Data entries:

==================================================

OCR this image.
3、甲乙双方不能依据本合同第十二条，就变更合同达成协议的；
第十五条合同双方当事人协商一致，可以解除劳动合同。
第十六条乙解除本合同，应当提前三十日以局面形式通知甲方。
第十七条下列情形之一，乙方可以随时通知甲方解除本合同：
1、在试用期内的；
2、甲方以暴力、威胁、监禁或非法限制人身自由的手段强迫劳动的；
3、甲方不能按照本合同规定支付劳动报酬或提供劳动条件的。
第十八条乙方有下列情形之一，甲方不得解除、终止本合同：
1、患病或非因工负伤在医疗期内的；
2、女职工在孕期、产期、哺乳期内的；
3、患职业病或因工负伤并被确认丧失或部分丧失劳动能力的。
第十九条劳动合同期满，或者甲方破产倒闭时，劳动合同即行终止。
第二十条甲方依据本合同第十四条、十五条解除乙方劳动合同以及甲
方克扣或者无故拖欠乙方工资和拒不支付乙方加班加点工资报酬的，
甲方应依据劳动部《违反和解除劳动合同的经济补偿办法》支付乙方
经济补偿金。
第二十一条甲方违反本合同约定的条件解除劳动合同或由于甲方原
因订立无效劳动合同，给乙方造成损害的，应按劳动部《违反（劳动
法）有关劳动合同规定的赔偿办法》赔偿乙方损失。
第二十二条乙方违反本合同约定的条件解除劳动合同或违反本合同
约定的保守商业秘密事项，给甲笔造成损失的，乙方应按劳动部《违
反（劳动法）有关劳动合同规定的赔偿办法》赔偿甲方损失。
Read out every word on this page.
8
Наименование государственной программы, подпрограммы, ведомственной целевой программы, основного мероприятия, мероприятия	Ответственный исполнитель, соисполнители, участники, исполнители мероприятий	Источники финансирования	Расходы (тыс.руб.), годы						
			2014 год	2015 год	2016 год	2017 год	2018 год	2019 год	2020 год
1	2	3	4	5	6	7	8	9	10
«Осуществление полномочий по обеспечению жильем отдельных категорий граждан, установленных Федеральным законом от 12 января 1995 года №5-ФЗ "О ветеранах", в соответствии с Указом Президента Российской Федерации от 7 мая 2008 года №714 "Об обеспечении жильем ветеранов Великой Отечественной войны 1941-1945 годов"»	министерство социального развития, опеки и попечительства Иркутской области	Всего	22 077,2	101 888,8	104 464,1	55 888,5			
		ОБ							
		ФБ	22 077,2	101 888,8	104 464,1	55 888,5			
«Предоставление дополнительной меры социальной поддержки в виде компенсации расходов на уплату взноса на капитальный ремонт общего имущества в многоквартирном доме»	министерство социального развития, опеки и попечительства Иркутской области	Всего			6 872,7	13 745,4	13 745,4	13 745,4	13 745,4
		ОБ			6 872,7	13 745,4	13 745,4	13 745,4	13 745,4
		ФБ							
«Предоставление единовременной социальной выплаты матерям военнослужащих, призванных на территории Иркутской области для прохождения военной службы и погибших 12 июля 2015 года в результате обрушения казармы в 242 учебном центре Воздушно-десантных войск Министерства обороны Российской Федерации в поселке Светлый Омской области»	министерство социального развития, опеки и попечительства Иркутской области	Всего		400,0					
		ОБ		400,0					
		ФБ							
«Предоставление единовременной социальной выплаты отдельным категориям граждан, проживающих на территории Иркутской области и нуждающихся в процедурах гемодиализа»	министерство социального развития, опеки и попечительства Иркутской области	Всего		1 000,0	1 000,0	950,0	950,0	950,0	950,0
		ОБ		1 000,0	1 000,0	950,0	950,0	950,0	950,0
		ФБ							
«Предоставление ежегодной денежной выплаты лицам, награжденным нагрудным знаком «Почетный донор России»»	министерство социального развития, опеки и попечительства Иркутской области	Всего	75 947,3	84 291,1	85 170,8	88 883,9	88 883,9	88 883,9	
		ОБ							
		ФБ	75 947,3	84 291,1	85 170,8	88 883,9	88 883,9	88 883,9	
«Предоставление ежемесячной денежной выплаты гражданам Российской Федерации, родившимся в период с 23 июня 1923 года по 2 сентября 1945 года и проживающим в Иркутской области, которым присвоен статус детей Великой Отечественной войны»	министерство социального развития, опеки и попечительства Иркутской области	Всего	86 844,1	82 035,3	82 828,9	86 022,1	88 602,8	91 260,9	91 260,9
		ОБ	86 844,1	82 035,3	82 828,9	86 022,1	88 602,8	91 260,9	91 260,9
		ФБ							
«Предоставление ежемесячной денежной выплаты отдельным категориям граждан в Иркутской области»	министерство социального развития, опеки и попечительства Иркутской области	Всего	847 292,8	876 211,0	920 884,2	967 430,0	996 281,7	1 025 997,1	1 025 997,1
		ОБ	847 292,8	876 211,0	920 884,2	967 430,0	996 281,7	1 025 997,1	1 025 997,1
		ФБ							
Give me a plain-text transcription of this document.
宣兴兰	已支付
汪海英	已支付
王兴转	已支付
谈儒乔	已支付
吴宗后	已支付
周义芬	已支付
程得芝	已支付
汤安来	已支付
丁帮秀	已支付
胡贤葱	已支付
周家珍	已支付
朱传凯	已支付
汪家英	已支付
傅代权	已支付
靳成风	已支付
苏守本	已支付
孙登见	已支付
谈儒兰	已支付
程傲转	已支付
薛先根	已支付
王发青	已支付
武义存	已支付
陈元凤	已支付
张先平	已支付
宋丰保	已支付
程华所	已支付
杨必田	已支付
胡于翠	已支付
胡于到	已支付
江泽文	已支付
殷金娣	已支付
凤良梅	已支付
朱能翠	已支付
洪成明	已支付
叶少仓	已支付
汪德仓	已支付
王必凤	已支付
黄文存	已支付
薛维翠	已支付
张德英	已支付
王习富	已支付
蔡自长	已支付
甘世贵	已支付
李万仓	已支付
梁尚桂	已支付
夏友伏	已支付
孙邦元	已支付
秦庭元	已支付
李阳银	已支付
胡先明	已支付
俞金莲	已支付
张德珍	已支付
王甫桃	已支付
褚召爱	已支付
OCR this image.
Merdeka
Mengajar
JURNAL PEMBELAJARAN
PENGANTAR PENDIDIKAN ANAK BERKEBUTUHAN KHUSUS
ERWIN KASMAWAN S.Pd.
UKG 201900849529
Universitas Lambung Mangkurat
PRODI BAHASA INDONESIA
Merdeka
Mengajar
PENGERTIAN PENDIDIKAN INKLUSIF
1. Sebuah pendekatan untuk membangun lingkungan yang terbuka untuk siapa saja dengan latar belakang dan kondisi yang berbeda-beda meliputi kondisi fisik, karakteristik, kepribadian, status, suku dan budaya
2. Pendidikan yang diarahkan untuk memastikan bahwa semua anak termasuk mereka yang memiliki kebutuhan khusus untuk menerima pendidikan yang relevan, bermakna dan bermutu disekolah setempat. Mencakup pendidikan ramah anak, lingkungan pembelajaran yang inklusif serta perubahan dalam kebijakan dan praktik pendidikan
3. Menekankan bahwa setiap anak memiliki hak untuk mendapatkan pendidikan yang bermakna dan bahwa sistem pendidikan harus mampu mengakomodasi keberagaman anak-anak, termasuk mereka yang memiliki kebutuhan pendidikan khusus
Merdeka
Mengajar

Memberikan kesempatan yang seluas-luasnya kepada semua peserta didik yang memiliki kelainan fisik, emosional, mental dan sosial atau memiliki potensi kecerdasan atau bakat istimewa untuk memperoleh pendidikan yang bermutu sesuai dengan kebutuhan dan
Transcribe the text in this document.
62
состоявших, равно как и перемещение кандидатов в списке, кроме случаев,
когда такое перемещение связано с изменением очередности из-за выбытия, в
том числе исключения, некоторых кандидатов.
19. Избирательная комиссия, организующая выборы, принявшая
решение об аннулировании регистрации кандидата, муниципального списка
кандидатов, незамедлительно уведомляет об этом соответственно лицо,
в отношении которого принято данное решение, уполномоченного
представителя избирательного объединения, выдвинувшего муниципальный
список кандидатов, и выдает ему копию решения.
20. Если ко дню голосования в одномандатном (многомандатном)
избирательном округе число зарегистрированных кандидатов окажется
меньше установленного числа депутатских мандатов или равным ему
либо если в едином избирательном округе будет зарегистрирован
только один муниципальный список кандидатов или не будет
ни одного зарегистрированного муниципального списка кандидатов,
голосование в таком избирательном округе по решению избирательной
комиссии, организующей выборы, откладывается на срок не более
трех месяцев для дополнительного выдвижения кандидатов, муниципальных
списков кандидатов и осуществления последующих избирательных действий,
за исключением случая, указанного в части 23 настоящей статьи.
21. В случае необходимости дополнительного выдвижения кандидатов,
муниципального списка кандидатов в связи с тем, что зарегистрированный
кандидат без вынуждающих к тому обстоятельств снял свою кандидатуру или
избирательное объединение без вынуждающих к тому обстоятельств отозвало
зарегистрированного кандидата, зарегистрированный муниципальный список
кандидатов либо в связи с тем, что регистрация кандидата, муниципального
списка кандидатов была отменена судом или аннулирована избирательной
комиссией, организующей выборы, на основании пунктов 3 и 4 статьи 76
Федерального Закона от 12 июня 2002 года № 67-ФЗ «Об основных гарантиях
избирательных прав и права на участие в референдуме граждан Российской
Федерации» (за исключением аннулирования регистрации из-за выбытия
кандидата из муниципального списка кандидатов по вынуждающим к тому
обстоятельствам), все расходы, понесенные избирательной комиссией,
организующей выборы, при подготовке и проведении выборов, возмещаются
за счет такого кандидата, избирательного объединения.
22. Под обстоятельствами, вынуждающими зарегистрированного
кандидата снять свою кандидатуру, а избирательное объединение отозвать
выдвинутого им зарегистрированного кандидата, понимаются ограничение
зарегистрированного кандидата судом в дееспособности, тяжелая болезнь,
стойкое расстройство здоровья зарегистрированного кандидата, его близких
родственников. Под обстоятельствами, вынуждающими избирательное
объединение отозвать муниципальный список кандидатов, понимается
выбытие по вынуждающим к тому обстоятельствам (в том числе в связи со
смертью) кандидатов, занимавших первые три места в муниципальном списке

==================================================

Say how many lines of the data include the word "объединения". Respond with the number alone.

# Response:
2